**REQUIREMENT**
Leave the pictures out. Return all other data exactly.

:: TASK DATA ::

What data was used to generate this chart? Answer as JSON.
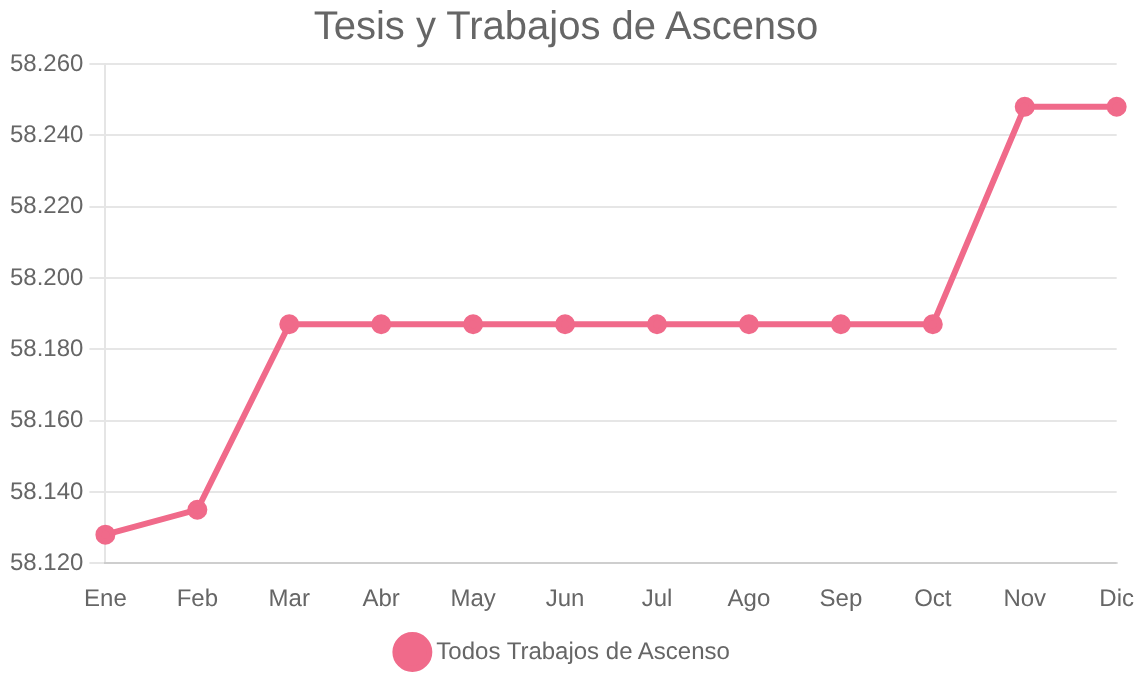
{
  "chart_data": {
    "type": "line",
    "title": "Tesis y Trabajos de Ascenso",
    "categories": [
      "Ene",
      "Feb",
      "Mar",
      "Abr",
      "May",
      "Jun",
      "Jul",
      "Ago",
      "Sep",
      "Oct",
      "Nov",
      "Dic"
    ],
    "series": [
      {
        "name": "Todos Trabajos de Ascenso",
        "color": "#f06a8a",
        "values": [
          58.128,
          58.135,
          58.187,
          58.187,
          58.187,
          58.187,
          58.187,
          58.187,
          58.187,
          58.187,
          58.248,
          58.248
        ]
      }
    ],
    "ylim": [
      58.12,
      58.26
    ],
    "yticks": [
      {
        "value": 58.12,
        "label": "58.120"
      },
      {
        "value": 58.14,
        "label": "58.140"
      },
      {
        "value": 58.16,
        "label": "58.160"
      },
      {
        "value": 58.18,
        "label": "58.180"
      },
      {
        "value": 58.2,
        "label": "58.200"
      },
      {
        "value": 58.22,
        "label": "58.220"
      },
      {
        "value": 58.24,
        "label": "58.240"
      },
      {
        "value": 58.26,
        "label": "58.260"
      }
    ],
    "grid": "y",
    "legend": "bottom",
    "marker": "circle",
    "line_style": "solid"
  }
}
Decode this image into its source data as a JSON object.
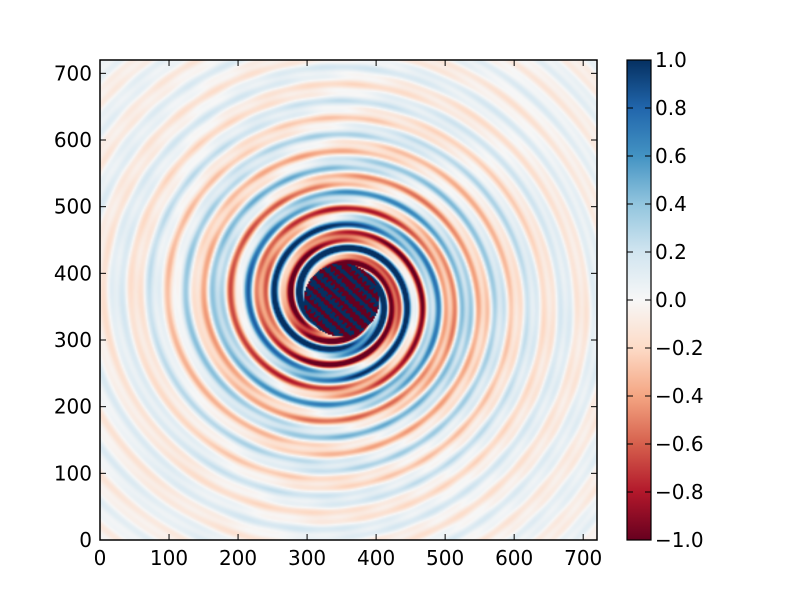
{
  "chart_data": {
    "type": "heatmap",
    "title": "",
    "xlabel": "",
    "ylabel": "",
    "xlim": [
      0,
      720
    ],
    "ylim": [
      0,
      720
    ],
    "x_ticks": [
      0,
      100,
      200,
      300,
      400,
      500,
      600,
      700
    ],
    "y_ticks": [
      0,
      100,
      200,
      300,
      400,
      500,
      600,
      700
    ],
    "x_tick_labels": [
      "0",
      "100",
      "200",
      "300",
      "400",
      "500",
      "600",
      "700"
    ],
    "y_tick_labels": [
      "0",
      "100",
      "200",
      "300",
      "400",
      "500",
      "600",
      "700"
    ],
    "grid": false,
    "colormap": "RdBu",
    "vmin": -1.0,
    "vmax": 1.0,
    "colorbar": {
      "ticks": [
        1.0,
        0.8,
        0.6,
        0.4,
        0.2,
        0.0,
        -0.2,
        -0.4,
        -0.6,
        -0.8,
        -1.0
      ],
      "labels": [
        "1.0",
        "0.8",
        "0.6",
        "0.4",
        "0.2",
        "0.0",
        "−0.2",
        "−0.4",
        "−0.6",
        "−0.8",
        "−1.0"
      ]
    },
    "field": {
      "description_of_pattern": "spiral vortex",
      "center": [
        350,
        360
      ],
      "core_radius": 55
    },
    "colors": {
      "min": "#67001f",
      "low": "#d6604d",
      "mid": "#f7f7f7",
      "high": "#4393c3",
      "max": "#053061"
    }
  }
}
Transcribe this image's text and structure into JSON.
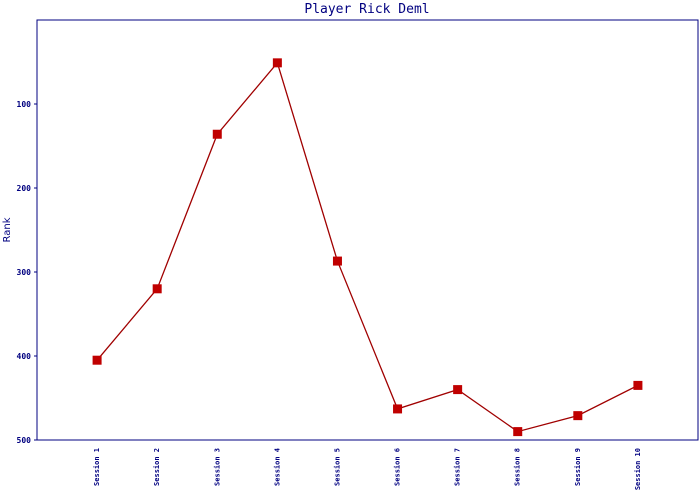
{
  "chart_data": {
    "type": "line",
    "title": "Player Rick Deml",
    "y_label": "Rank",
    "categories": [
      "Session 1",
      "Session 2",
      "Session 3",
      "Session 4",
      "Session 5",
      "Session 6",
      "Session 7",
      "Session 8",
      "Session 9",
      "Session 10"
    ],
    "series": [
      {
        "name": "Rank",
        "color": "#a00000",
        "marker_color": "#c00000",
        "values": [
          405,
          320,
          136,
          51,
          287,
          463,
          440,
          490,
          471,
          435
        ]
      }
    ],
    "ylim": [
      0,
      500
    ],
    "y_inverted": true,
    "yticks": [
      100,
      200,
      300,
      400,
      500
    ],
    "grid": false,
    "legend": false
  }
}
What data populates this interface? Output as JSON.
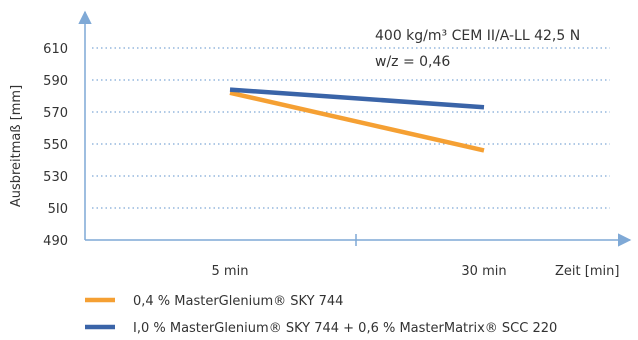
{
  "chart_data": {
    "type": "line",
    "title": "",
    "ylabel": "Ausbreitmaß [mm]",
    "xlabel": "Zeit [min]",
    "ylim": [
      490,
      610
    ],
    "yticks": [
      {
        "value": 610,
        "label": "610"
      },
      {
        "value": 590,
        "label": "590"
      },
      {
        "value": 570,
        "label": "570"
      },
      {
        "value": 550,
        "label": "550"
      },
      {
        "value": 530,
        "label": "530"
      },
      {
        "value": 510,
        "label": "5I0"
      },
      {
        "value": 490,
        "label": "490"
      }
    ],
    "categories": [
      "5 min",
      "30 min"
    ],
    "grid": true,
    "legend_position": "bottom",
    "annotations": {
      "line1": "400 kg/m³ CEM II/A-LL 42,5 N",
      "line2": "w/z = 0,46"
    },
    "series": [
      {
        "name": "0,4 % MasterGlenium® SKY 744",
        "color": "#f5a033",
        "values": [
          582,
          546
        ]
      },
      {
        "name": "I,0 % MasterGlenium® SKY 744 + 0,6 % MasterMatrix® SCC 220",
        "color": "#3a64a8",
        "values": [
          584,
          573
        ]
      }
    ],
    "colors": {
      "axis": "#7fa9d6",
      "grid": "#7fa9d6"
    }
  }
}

:::

**SOLUTION**
What data was used to generate this chart? Answer as JSON.
{
  "chart_data": {
    "type": "line",
    "title": "Tesis y Trabajos de Ascenso",
    "categories": [
      "Ene",
      "Feb",
      "Mar",
      "Abr",
      "May",
      "Jun",
      "Jul",
      "Ago",
      "Sep",
      "Oct",
      "Nov",
      "Dic"
    ],
    "series": [
      {
        "name": "Todos Trabajos de Ascenso",
        "color": "#f06a8a",
        "values": [
          58.128,
          58.135,
          58.187,
          58.187,
          58.187,
          58.187,
          58.187,
          58.187,
          58.187,
          58.187,
          58.248,
          58.248
        ]
      }
    ],
    "ylim": [
      58.12,
      58.26
    ],
    "yticks": [
      {
        "value": 58.12,
        "label": "58.120"
      },
      {
        "value": 58.14,
        "label": "58.140"
      },
      {
        "value": 58.16,
        "label": "58.160"
      },
      {
        "value": 58.18,
        "label": "58.180"
      },
      {
        "value": 58.2,
        "label": "58.200"
      },
      {
        "value": 58.22,
        "label": "58.220"
      },
      {
        "value": 58.24,
        "label": "58.240"
      },
      {
        "value": 58.26,
        "label": "58.260"
      }
    ],
    "grid": "y",
    "legend": "bottom",
    "marker": "circle",
    "line_style": "solid"
  }
}
Decode this image into its source data as a JSON object.
{
  "chart_data": {
    "type": "heatmap",
    "title": "",
    "xlabel": "",
    "ylabel": "",
    "xlim": [
      0,
      720
    ],
    "ylim": [
      0,
      720
    ],
    "x_ticks": [
      0,
      100,
      200,
      300,
      400,
      500,
      600,
      700
    ],
    "y_ticks": [
      0,
      100,
      200,
      300,
      400,
      500,
      600,
      700
    ],
    "x_tick_labels": [
      "0",
      "100",
      "200",
      "300",
      "400",
      "500",
      "600",
      "700"
    ],
    "y_tick_labels": [
      "0",
      "100",
      "200",
      "300",
      "400",
      "500",
      "600",
      "700"
    ],
    "grid": false,
    "colormap": "RdBu",
    "vmin": -1.0,
    "vmax": 1.0,
    "colorbar": {
      "ticks": [
        1.0,
        0.8,
        0.6,
        0.4,
        0.2,
        0.0,
        -0.2,
        -0.4,
        -0.6,
        -0.8,
        -1.0
      ],
      "labels": [
        "1.0",
        "0.8",
        "0.6",
        "0.4",
        "0.2",
        "0.0",
        "−0.2",
        "−0.4",
        "−0.6",
        "−0.8",
        "−1.0"
      ]
    },
    "field": {
      "description_of_pattern": "spiral vortex",
      "center": [
        350,
        360
      ],
      "core_radius": 55
    },
    "colors": {
      "min": "#67001f",
      "low": "#d6604d",
      "mid": "#f7f7f7",
      "high": "#4393c3",
      "max": "#053061"
    }
  }
}
Transcribe this image's text and structure into JSON.
{
  "chart_data": {
    "type": "line",
    "title": "Player Rick Deml",
    "y_label": "Rank",
    "categories": [
      "Session 1",
      "Session 2",
      "Session 3",
      "Session 4",
      "Session 5",
      "Session 6",
      "Session 7",
      "Session 8",
      "Session 9",
      "Session 10"
    ],
    "series": [
      {
        "name": "Rank",
        "color": "#a00000",
        "marker_color": "#c00000",
        "values": [
          405,
          320,
          136,
          51,
          287,
          463,
          440,
          490,
          471,
          435
        ]
      }
    ],
    "ylim": [
      0,
      500
    ],
    "y_inverted": true,
    "yticks": [
      100,
      200,
      300,
      400,
      500
    ],
    "grid": false,
    "legend": false
  }
}
What data populates this interface? Output as JSON.
{
  "chart_data": {
    "type": "line",
    "title": "",
    "ylabel": "Ausbreitmaß [mm]",
    "xlabel": "Zeit [min]",
    "ylim": [
      490,
      610
    ],
    "yticks": [
      {
        "value": 610,
        "label": "610"
      },
      {
        "value": 590,
        "label": "590"
      },
      {
        "value": 570,
        "label": "570"
      },
      {
        "value": 550,
        "label": "550"
      },
      {
        "value": 530,
        "label": "530"
      },
      {
        "value": 510,
        "label": "5I0"
      },
      {
        "value": 490,
        "label": "490"
      }
    ],
    "categories": [
      "5 min",
      "30 min"
    ],
    "grid": true,
    "legend_position": "bottom",
    "annotations": {
      "line1": "400 kg/m³ CEM II/A-LL 42,5 N",
      "line2": "w/z = 0,46"
    },
    "series": [
      {
        "name": "0,4 % MasterGlenium® SKY 744",
        "color": "#f5a033",
        "values": [
          582,
          546
        ]
      },
      {
        "name": "I,0 % MasterGlenium® SKY 744 + 0,6 % MasterMatrix® SCC 220",
        "color": "#3a64a8",
        "values": [
          584,
          573
        ]
      }
    ],
    "colors": {
      "axis": "#7fa9d6",
      "grid": "#7fa9d6"
    }
  }
}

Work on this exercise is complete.